Task goal:
Extract every line that contains the word "level".

Lines of data
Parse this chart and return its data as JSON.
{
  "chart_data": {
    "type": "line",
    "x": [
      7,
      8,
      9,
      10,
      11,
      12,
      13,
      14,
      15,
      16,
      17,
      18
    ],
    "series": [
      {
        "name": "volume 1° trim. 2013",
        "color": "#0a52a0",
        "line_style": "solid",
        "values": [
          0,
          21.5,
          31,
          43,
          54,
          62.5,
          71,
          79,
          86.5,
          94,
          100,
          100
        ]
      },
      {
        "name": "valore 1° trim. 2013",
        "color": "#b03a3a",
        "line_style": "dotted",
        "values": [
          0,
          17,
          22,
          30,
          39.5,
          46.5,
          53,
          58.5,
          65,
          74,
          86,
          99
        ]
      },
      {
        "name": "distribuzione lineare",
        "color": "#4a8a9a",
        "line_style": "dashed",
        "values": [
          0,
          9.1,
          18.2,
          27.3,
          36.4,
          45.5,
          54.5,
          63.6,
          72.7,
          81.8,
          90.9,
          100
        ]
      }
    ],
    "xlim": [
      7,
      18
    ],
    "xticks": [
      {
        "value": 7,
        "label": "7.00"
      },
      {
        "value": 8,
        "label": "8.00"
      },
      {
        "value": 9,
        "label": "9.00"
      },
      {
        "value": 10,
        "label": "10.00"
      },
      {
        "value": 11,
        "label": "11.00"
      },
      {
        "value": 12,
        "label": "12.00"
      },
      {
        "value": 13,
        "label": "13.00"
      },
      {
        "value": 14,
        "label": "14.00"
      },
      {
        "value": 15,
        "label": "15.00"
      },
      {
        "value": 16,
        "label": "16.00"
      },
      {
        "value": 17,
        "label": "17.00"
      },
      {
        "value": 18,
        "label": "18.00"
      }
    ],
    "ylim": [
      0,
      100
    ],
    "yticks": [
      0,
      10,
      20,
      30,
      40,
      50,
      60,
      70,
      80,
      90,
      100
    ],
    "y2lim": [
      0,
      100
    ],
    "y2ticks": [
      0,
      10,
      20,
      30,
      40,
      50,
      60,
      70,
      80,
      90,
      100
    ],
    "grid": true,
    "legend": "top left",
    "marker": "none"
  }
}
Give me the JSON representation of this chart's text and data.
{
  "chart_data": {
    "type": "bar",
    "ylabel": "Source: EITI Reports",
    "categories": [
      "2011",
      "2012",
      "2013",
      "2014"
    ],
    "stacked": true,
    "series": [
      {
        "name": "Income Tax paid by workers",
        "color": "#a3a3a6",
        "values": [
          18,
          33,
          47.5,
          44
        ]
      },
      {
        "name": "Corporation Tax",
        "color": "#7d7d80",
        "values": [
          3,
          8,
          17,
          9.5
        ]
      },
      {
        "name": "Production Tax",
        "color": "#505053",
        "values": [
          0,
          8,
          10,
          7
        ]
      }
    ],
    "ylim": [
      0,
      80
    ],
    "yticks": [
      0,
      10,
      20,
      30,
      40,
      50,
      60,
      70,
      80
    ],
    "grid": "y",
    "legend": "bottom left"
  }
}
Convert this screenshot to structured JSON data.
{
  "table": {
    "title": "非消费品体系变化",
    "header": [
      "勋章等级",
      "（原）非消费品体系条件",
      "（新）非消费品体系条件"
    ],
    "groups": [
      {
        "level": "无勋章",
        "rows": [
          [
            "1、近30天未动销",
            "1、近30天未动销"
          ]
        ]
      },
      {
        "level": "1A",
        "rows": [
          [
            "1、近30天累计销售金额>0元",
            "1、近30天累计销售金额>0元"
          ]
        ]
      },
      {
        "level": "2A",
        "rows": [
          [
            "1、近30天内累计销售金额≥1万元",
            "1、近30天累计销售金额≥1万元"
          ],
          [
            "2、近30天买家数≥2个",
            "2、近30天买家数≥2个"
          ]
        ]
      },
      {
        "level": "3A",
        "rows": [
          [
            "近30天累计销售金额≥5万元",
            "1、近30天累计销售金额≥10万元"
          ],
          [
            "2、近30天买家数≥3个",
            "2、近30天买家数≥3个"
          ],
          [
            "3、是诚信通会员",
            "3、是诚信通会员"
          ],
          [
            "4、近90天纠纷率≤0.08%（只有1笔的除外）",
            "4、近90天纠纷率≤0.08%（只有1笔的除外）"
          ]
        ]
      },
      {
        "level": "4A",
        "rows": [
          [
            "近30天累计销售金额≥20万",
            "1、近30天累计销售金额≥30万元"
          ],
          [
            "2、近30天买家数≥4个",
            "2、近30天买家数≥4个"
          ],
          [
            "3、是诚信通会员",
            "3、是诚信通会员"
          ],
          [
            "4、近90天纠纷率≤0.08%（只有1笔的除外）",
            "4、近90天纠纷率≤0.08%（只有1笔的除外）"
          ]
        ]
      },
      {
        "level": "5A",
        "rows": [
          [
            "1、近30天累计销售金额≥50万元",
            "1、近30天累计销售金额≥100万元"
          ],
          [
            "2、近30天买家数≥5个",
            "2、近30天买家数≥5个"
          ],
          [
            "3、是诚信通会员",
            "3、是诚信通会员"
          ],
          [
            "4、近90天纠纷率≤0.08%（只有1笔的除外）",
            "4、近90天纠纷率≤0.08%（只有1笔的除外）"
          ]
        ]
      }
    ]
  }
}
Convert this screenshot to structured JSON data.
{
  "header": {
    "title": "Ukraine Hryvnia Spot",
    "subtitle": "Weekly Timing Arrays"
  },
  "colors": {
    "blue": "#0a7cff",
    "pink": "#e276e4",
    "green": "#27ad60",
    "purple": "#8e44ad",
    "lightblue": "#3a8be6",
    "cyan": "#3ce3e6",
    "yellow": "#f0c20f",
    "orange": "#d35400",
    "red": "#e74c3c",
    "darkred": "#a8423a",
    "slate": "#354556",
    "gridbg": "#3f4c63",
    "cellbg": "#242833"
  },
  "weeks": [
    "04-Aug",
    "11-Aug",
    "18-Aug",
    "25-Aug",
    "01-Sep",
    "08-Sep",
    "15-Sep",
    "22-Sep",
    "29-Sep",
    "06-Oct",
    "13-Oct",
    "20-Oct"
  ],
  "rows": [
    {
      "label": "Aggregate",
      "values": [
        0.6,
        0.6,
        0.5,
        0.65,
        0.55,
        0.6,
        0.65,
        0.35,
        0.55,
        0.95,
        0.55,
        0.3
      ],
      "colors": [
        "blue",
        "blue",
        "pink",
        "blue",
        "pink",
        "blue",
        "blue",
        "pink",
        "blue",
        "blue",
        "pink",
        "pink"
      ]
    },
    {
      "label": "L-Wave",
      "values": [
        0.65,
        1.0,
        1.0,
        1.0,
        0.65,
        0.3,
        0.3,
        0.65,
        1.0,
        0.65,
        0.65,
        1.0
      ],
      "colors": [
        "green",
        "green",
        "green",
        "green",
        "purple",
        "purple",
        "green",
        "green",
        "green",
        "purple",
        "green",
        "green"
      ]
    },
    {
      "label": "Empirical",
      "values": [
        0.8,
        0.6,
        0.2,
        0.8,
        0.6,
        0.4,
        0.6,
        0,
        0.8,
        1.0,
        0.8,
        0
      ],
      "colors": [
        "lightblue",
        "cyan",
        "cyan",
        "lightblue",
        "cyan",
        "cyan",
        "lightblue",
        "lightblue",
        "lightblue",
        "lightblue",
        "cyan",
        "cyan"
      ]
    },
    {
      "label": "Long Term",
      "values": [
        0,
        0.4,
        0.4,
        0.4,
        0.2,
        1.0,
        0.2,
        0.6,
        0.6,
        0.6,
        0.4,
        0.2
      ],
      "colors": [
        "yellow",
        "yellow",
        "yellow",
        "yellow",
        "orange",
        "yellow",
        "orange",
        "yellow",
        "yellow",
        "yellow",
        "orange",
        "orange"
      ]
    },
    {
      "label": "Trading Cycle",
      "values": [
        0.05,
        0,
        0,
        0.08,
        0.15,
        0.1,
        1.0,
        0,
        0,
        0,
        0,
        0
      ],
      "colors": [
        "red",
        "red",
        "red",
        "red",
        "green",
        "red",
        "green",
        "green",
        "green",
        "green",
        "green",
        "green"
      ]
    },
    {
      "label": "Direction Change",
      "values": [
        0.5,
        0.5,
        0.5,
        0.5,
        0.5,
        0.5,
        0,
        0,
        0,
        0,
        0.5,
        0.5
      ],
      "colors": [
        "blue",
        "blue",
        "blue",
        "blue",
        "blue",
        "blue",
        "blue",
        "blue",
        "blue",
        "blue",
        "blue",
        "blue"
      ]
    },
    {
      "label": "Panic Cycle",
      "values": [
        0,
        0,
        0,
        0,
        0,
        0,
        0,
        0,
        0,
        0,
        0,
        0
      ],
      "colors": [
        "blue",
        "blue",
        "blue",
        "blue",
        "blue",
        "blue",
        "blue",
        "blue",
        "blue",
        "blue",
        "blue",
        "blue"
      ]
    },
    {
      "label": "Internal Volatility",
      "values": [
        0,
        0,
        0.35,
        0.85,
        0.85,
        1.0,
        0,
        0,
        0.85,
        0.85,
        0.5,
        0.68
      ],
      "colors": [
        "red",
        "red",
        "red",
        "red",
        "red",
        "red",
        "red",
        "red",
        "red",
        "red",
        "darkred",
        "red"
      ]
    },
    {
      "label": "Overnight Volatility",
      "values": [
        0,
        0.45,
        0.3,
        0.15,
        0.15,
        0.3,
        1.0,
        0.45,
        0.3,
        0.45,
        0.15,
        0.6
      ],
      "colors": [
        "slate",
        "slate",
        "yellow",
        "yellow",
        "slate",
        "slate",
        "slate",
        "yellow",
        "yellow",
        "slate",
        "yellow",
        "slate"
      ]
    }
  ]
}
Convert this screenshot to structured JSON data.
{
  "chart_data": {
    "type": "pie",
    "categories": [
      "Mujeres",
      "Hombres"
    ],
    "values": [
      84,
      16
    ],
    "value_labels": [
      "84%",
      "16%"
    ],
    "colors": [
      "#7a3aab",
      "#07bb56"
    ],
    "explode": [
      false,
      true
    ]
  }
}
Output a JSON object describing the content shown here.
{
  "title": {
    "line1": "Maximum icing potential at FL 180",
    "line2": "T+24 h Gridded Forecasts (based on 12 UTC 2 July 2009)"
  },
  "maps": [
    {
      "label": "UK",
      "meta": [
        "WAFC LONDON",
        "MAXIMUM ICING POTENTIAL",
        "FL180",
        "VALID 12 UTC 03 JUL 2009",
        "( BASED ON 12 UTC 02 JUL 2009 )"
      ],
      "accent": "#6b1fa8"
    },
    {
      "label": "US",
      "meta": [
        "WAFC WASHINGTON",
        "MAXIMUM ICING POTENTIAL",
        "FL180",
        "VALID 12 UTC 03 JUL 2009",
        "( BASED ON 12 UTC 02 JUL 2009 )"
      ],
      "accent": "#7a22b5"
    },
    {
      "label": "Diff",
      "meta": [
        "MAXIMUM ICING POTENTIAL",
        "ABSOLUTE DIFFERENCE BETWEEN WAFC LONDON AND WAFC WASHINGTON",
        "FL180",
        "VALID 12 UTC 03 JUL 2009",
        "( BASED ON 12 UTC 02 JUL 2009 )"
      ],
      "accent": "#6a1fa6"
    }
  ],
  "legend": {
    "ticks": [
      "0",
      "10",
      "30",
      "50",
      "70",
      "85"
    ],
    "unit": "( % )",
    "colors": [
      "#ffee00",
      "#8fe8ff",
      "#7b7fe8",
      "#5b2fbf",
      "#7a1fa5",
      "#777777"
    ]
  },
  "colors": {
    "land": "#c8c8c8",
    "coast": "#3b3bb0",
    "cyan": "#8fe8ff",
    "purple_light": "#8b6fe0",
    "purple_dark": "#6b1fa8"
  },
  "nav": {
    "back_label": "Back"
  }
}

Exercise output:
        "level": "无勋章",
        "level": "1A",
        "level": "2A",
        "level": "3A",
        "level": "4A",
        "level": "5A",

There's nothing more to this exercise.